--- START OF Record extracts ---

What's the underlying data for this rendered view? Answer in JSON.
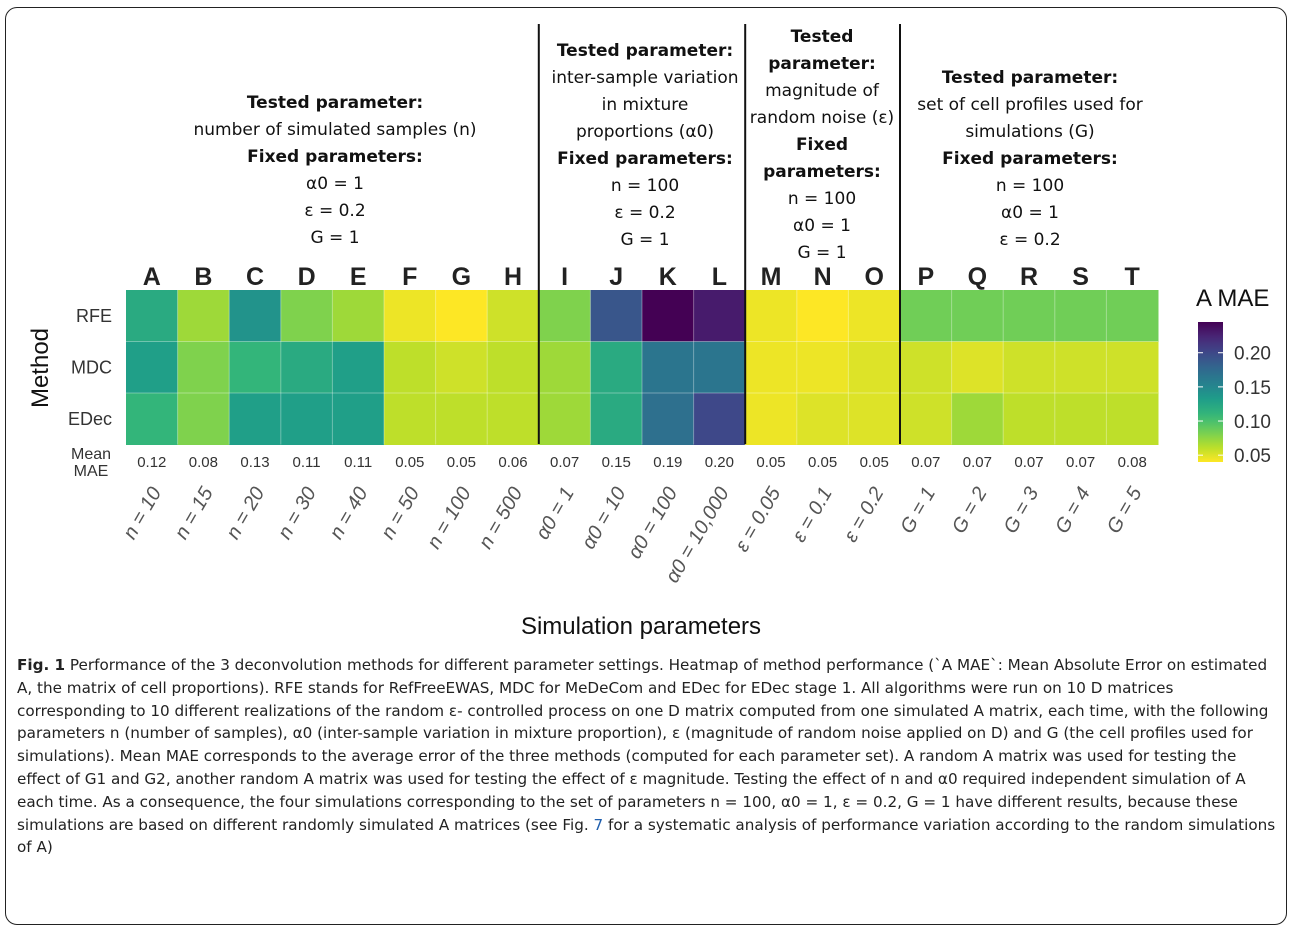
{
  "chart_data": {
    "type": "heatmap",
    "xlabel": "Simulation parameters",
    "ylabel": "Method",
    "legend_title": "A MAE",
    "legend_ticks": [
      "0.20",
      "0.15",
      "0.10",
      "0.05"
    ],
    "legend_tick_values": [
      0.2,
      0.15,
      0.1,
      0.05
    ],
    "color_range": [
      0.04,
      0.245
    ],
    "colormap": "viridis (reversed: high = dark purple, low = yellow)",
    "columns": [
      "A",
      "B",
      "C",
      "D",
      "E",
      "F",
      "G",
      "H",
      "I",
      "J",
      "K",
      "L",
      "M",
      "N",
      "O",
      "P",
      "Q",
      "R",
      "S",
      "T"
    ],
    "column_params": [
      "n = 10",
      "n = 15",
      "n = 20",
      "n = 30",
      "n = 40",
      "n = 50",
      "n = 100",
      "n = 500",
      "α0 = 1",
      "α0 = 10",
      "α0 = 100",
      "α0 = 10,000",
      "ε = 0.05",
      "ε = 0.1",
      "ε = 0.2",
      "G = 1",
      "G = 2",
      "G = 3",
      "G = 4",
      "G = 5"
    ],
    "rows": [
      "RFE",
      "MDC",
      "EDec"
    ],
    "values": [
      [
        0.12,
        0.07,
        0.14,
        0.08,
        0.07,
        0.045,
        0.04,
        0.055,
        0.08,
        0.19,
        0.245,
        0.23,
        0.045,
        0.04,
        0.045,
        0.085,
        0.085,
        0.085,
        0.085,
        0.085
      ],
      [
        0.13,
        0.08,
        0.11,
        0.12,
        0.13,
        0.06,
        0.055,
        0.06,
        0.07,
        0.12,
        0.165,
        0.165,
        0.045,
        0.045,
        0.05,
        0.055,
        0.05,
        0.055,
        0.055,
        0.055
      ],
      [
        0.11,
        0.08,
        0.13,
        0.13,
        0.13,
        0.06,
        0.06,
        0.06,
        0.07,
        0.12,
        0.17,
        0.2,
        0.045,
        0.05,
        0.05,
        0.055,
        0.07,
        0.06,
        0.06,
        0.06
      ]
    ],
    "mean_label": "Mean MAE",
    "mean_mae": [
      "0.12",
      "0.08",
      "0.13",
      "0.11",
      "0.11",
      "0.05",
      "0.05",
      "0.06",
      "0.07",
      "0.15",
      "0.19",
      "0.20",
      "0.05",
      "0.05",
      "0.05",
      "0.07",
      "0.07",
      "0.07",
      "0.07",
      "0.08"
    ],
    "group_boundaries_after": [
      "H",
      "L",
      "O"
    ]
  },
  "headers": [
    {
      "lines": [
        {
          "t": "Tested parameter:",
          "b": true
        },
        {
          "t": "number of simulated samples (n)",
          "b": false
        },
        {
          "t": "Fixed parameters:",
          "b": true
        },
        {
          "t": "α0 = 1",
          "b": false
        },
        {
          "t": "ε = 0.2",
          "b": false
        },
        {
          "t": "G = 1",
          "b": false
        }
      ]
    },
    {
      "lines": [
        {
          "t": "Tested parameter:",
          "b": true
        },
        {
          "t": "inter-sample variation",
          "b": false
        },
        {
          "t": "in mixture",
          "b": false
        },
        {
          "t": "proportions (α0)",
          "b": false
        },
        {
          "t": "Fixed parameters:",
          "b": true
        },
        {
          "t": "n  = 100",
          "b": false
        },
        {
          "t": "ε = 0.2",
          "b": false
        },
        {
          "t": "G = 1",
          "b": false
        }
      ]
    },
    {
      "lines": [
        {
          "t": "Tested",
          "b": true
        },
        {
          "t": "parameter:",
          "b": true
        },
        {
          "t": "magnitude of",
          "b": false
        },
        {
          "t": "random noise (ε)",
          "b": false
        },
        {
          "t": "Fixed",
          "b": true
        },
        {
          "t": "parameters:",
          "b": true
        },
        {
          "t": "n = 100",
          "b": false
        },
        {
          "t": "α0 = 1",
          "b": false
        },
        {
          "t": "G = 1",
          "b": false
        }
      ]
    },
    {
      "lines": [
        {
          "t": "Tested parameter:",
          "b": true
        },
        {
          "t": "set of cell profiles used for",
          "b": false
        },
        {
          "t": "simulations (G)",
          "b": false
        },
        {
          "t": "Fixed parameters:",
          "b": true
        },
        {
          "t": "n = 100",
          "b": false
        },
        {
          "t": "α0 = 1",
          "b": false
        },
        {
          "t": "ε = 0.2",
          "b": false
        }
      ]
    }
  ],
  "caption": {
    "fig_label": "Fig. 1",
    "part1": " Performance of the 3 deconvolution methods for different parameter settings. Heatmap of method performance (`A MAE`: Mean Absolute Error on estimated A, the matrix of cell proportions). RFE stands for RefFreeEWAS, MDC for MeDeCom and EDec for EDec stage 1. All algorithms were run on 10 D matrices corresponding to 10 different realizations of the random ε- controlled process on one D matrix computed from one simulated A matrix, each time, with the following parameters n (number of samples), α0 (inter-sample variation in mixture proportion), ε (magnitude of random noise applied on D) and G (the cell profiles used for simulations). Mean MAE corresponds to the average error of the three methods (computed for each parameter set). A random A matrix was used for testing the effect of G1 and G2, another random A matrix was used for testing the effect of ε magnitude. Testing the effect of n and α0 required independent simulation of A each time. As a consequence, the four simulations corresponding to the set of parameters n = 100, α0 = 1, ε = 0.2, G = 1 have different results, because these simulations are based on different randomly simulated A matrices (see Fig. ",
    "ref": "7",
    "part2": " for a systematic analysis of performance variation according to the random simulations of A)"
  }
}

--- END OF Record extracts ---

# [Instructions for the task]
Quote every record above exactly, leaving out the pictures.

# [Answer]
What's the underlying data for this rendered view? Answer in JSON.
{
  "chart_data": {
    "type": "heatmap",
    "xlabel": "Simulation parameters",
    "ylabel": "Method",
    "legend_title": "A MAE",
    "legend_ticks": [
      "0.20",
      "0.15",
      "0.10",
      "0.05"
    ],
    "legend_tick_values": [
      0.2,
      0.15,
      0.1,
      0.05
    ],
    "color_range": [
      0.04,
      0.245
    ],
    "colormap": "viridis (reversed: high = dark purple, low = yellow)",
    "columns": [
      "A",
      "B",
      "C",
      "D",
      "E",
      "F",
      "G",
      "H",
      "I",
      "J",
      "K",
      "L",
      "M",
      "N",
      "O",
      "P",
      "Q",
      "R",
      "S",
      "T"
    ],
    "column_params": [
      "n = 10",
      "n = 15",
      "n = 20",
      "n = 30",
      "n = 40",
      "n = 50",
      "n = 100",
      "n = 500",
      "α0 = 1",
      "α0 = 10",
      "α0 = 100",
      "α0 = 10,000",
      "ε = 0.05",
      "ε = 0.1",
      "ε = 0.2",
      "G = 1",
      "G = 2",
      "G = 3",
      "G = 4",
      "G = 5"
    ],
    "rows": [
      "RFE",
      "MDC",
      "EDec"
    ],
    "values": [
      [
        0.12,
        0.07,
        0.14,
        0.08,
        0.07,
        0.045,
        0.04,
        0.055,
        0.08,
        0.19,
        0.245,
        0.23,
        0.045,
        0.04,
        0.045,
        0.085,
        0.085,
        0.085,
        0.085,
        0.085
      ],
      [
        0.13,
        0.08,
        0.11,
        0.12,
        0.13,
        0.06,
        0.055,
        0.06,
        0.07,
        0.12,
        0.165,
        0.165,
        0.045,
        0.045,
        0.05,
        0.055,
        0.05,
        0.055,
        0.055,
        0.055
      ],
      [
        0.11,
        0.08,
        0.13,
        0.13,
        0.13,
        0.06,
        0.06,
        0.06,
        0.07,
        0.12,
        0.17,
        0.2,
        0.045,
        0.05,
        0.05,
        0.055,
        0.07,
        0.06,
        0.06,
        0.06
      ]
    ],
    "mean_label": "Mean MAE",
    "mean_mae": [
      "0.12",
      "0.08",
      "0.13",
      "0.11",
      "0.11",
      "0.05",
      "0.05",
      "0.06",
      "0.07",
      "0.15",
      "0.19",
      "0.20",
      "0.05",
      "0.05",
      "0.05",
      "0.07",
      "0.07",
      "0.07",
      "0.07",
      "0.08"
    ],
    "group_boundaries_after": [
      "H",
      "L",
      "O"
    ]
  },
  "headers": [
    {
      "lines": [
        {
          "t": "Tested parameter:",
          "b": true
        },
        {
          "t": "number of simulated samples (n)",
          "b": false
        },
        {
          "t": "Fixed parameters:",
          "b": true
        },
        {
          "t": "α0 = 1",
          "b": false
        },
        {
          "t": "ε = 0.2",
          "b": false
        },
        {
          "t": "G = 1",
          "b": false
        }
      ]
    },
    {
      "lines": [
        {
          "t": "Tested parameter:",
          "b": true
        },
        {
          "t": "inter-sample variation",
          "b": false
        },
        {
          "t": "in mixture",
          "b": false
        },
        {
          "t": "proportions (α0)",
          "b": false
        },
        {
          "t": "Fixed parameters:",
          "b": true
        },
        {
          "t": "n  = 100",
          "b": false
        },
        {
          "t": "ε = 0.2",
          "b": false
        },
        {
          "t": "G = 1",
          "b": false
        }
      ]
    },
    {
      "lines": [
        {
          "t": "Tested",
          "b": true
        },
        {
          "t": "parameter:",
          "b": true
        },
        {
          "t": "magnitude of",
          "b": false
        },
        {
          "t": "random noise (ε)",
          "b": false
        },
        {
          "t": "Fixed",
          "b": true
        },
        {
          "t": "parameters:",
          "b": true
        },
        {
          "t": "n = 100",
          "b": false
        },
        {
          "t": "α0 = 1",
          "b": false
        },
        {
          "t": "G = 1",
          "b": false
        }
      ]
    },
    {
      "lines": [
        {
          "t": "Tested parameter:",
          "b": true
        },
        {
          "t": "set of cell profiles used for",
          "b": false
        },
        {
          "t": "simulations (G)",
          "b": false
        },
        {
          "t": "Fixed parameters:",
          "b": true
        },
        {
          "t": "n = 100",
          "b": false
        },
        {
          "t": "α0 = 1",
          "b": false
        },
        {
          "t": "ε = 0.2",
          "b": false
        }
      ]
    }
  ],
  "caption": {
    "fig_label": "Fig. 1",
    "part1": " Performance of the 3 deconvolution methods for different parameter settings. Heatmap of method performance (`A MAE`: Mean Absolute Error on estimated A, the matrix of cell proportions). RFE stands for RefFreeEWAS, MDC for MeDeCom and EDec for EDec stage 1. All algorithms were run on 10 D matrices corresponding to 10 different realizations of the random ε- controlled process on one D matrix computed from one simulated A matrix, each time, with the following parameters n (number of samples), α0 (inter-sample variation in mixture proportion), ε (magnitude of random noise applied on D) and G (the cell profiles used for simulations). Mean MAE corresponds to the average error of the three methods (computed for each parameter set). A random A matrix was used for testing the effect of G1 and G2, another random A matrix was used for testing the effect of ε magnitude. Testing the effect of n and α0 required independent simulation of A each time. As a consequence, the four simulations corresponding to the set of parameters n = 100, α0 = 1, ε = 0.2, G = 1 have different results, because these simulations are based on different randomly simulated A matrices (see Fig. ",
    "ref": "7",
    "part2": " for a systematic analysis of performance variation according to the random simulations of A)"
  }
}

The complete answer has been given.